____ Record set

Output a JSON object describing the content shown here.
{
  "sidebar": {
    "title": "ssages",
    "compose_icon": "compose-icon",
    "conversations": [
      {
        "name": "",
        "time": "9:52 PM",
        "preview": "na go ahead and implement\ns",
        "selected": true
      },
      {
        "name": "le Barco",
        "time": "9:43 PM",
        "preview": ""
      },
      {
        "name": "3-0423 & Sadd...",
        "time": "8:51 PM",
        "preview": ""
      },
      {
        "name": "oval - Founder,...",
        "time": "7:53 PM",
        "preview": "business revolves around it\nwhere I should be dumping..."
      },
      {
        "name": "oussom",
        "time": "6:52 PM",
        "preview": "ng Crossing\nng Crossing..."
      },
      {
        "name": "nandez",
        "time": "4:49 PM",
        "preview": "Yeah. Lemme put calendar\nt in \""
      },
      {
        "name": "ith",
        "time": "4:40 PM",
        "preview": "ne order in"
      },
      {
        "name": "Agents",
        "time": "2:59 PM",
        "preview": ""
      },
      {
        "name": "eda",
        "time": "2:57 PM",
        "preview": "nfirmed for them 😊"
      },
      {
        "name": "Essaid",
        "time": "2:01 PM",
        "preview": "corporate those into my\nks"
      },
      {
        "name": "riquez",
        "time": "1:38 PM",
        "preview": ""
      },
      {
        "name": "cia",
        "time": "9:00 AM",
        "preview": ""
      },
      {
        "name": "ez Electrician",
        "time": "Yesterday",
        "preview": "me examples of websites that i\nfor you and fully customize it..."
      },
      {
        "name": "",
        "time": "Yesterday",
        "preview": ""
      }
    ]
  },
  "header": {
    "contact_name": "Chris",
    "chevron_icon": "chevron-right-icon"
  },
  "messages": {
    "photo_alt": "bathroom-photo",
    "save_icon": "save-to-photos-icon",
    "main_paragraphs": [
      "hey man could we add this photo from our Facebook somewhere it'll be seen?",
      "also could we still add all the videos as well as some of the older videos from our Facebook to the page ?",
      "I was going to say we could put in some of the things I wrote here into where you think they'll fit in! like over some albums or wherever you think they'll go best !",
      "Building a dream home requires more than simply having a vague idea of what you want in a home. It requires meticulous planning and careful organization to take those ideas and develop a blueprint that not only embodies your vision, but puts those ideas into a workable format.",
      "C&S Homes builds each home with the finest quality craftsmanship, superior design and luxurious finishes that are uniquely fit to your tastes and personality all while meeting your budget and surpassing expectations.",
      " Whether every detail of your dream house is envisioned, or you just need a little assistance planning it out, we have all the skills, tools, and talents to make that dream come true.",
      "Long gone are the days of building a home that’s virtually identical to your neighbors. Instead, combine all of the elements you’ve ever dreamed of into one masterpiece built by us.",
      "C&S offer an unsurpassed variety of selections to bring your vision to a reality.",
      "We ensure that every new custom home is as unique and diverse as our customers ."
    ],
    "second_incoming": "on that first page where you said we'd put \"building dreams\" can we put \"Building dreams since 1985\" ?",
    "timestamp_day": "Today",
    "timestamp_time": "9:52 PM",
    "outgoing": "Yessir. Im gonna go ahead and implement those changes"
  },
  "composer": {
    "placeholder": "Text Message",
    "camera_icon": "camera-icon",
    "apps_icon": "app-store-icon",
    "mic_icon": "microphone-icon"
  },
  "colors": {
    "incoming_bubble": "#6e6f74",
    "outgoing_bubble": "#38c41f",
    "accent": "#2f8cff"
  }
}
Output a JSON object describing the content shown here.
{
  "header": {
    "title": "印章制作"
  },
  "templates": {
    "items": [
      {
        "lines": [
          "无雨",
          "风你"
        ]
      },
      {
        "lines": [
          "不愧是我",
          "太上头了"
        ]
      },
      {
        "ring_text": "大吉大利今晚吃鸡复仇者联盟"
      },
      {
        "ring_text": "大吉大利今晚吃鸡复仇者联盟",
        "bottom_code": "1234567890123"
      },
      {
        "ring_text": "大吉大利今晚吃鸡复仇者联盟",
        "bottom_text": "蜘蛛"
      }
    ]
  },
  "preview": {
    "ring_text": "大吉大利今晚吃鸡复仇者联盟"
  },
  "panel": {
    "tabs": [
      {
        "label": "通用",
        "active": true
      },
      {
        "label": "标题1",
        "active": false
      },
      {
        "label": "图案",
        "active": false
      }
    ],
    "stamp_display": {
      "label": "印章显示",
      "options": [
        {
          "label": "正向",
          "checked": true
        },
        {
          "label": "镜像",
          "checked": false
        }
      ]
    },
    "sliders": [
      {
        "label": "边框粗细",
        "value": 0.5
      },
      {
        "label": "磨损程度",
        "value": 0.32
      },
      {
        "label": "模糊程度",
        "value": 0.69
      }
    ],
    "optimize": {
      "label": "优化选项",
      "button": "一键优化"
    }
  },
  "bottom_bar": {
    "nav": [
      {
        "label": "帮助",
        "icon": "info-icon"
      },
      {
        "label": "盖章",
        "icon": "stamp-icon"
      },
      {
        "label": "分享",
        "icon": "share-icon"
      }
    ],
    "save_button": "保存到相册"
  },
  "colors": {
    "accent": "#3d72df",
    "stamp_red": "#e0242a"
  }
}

________

Exercise aim: Some lines of the data above may hold the word "those"; report how many do, and nothing else.

Written reply: 3